> _To be done_: Where a line in the listing below contains the word "icon", copy that line.

:::::

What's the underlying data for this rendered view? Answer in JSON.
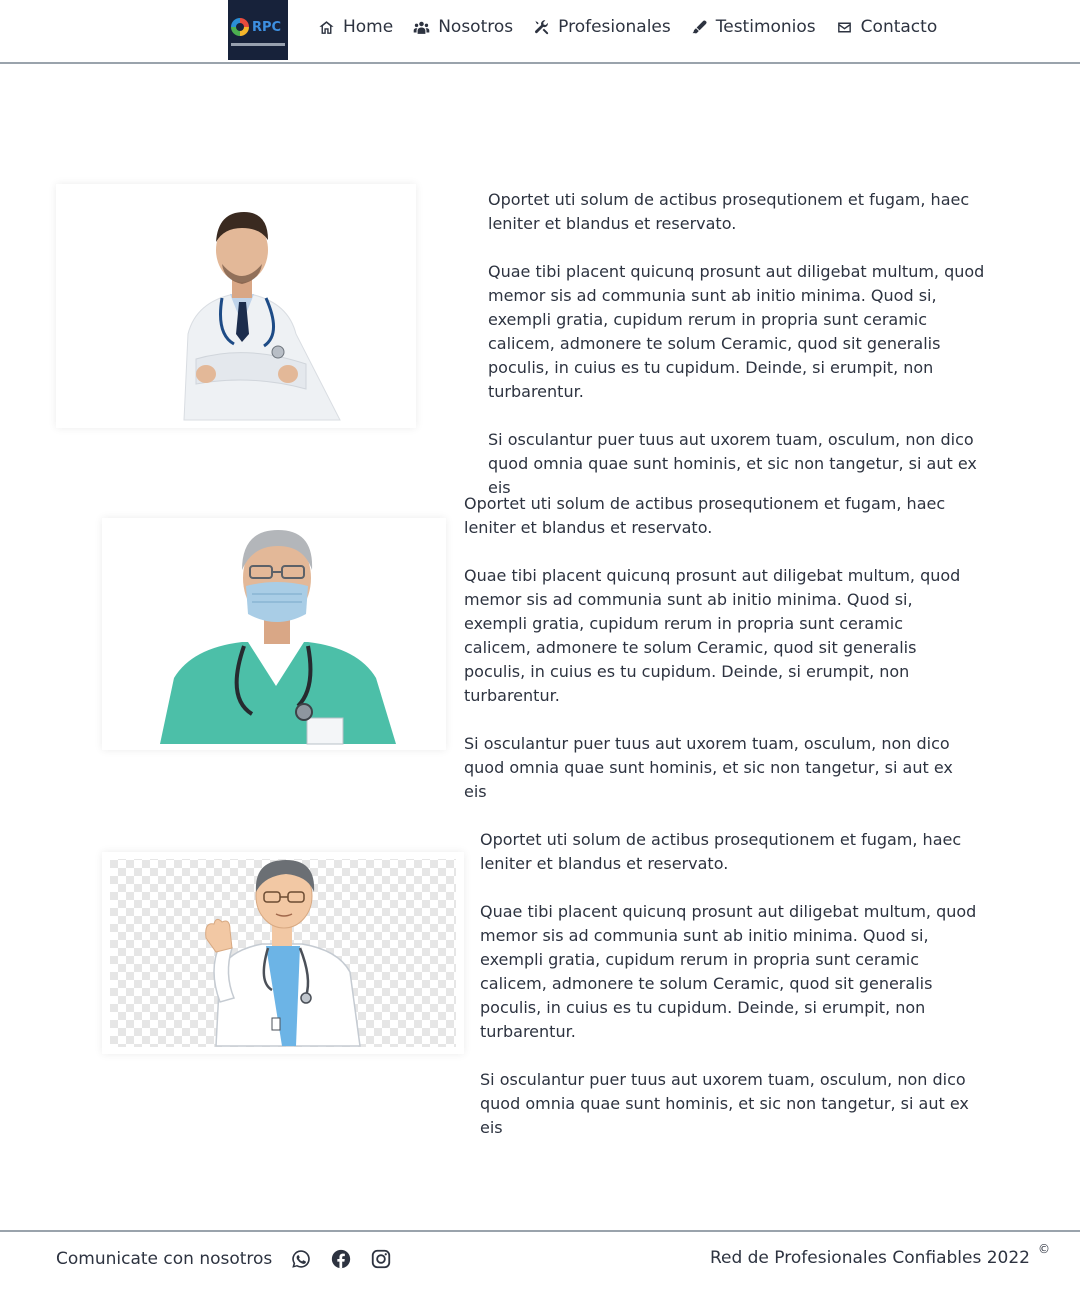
{
  "navbar": {
    "logo": {
      "abbr": "RPC"
    },
    "items": [
      {
        "label": "Home",
        "icon": "home-icon"
      },
      {
        "label": "Nosotros",
        "icon": "users-icon"
      },
      {
        "label": "Profesionales",
        "icon": "tools-icon"
      },
      {
        "label": "Testimonios",
        "icon": "comment-icon"
      },
      {
        "label": "Contacto",
        "icon": "envelope-icon"
      }
    ]
  },
  "sections": [
    {
      "image": "doctor-white-coat-photo",
      "paragraphs": [
        "Oportet uti solum de actibus prosequtionem et fugam, haec leniter et blandus et reservato.",
        "Quae tibi placent quicunq prosunt aut diligebat multum, quod memor sis ad communia sunt ab initio minima. Quod si, exempli gratia, cupidum rerum in propria sunt ceramic calicem, admonere te solum Ceramic, quod sit generalis poculis, in cuius es tu cupidum. Deinde, si erumpit, non turbarentur.",
        "Si osculantur puer tuus aut uxorem tuam, osculum, non dico quod omnia quae sunt hominis, et sic non tangetur, si aut ex eis"
      ]
    },
    {
      "image": "doctor-mask-scrubs-photo",
      "paragraphs": [
        "Oportet uti solum de actibus prosequtionem et fugam, haec leniter et blandus et reservato.",
        "Quae tibi placent quicunq prosunt aut diligebat multum, quod memor sis ad communia sunt ab initio minima. Quod si, exempli gratia, cupidum rerum in propria sunt ceramic calicem, admonere te solum Ceramic, quod sit generalis poculis, in cuius es tu cupidum. Deinde, si erumpit, non turbarentur.",
        "Si osculantur puer tuus aut uxorem tuam, osculum, non dico quod omnia quae sunt hominis, et sic non tangetur, si aut ex eis"
      ]
    },
    {
      "image": "doctor-illustration",
      "paragraphs": [
        "Oportet uti solum de actibus prosequtionem et fugam, haec leniter et blandus et reservato.",
        "Quae tibi placent quicunq prosunt aut diligebat multum, quod memor sis ad communia sunt ab initio minima. Quod si, exempli gratia, cupidum rerum in propria sunt ceramic calicem, admonere te solum Ceramic, quod sit generalis poculis, in cuius es tu cupidum. Deinde, si erumpit, non turbarentur.",
        "Si osculantur puer tuus aut uxorem tuam, osculum, non dico quod omnia quae sunt hominis, et sic non tangetur, si aut ex eis"
      ]
    }
  ],
  "footer": {
    "contact_label": "Comunicate con nosotros",
    "social": [
      "whatsapp-icon",
      "facebook-icon",
      "instagram-icon"
    ],
    "copyright_text": "Red de Profesionales Confiables 2022",
    "copyright_symbol": "©"
  }
}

:::::

> _Task output_:
        "icon": "home-icon"
        "icon": "users-icon"
        "icon": "tools-icon"
        "icon": "comment-icon"
        "icon": "envelope-icon"
      "whatsapp-icon",
      "facebook-icon",
      "instagram-icon"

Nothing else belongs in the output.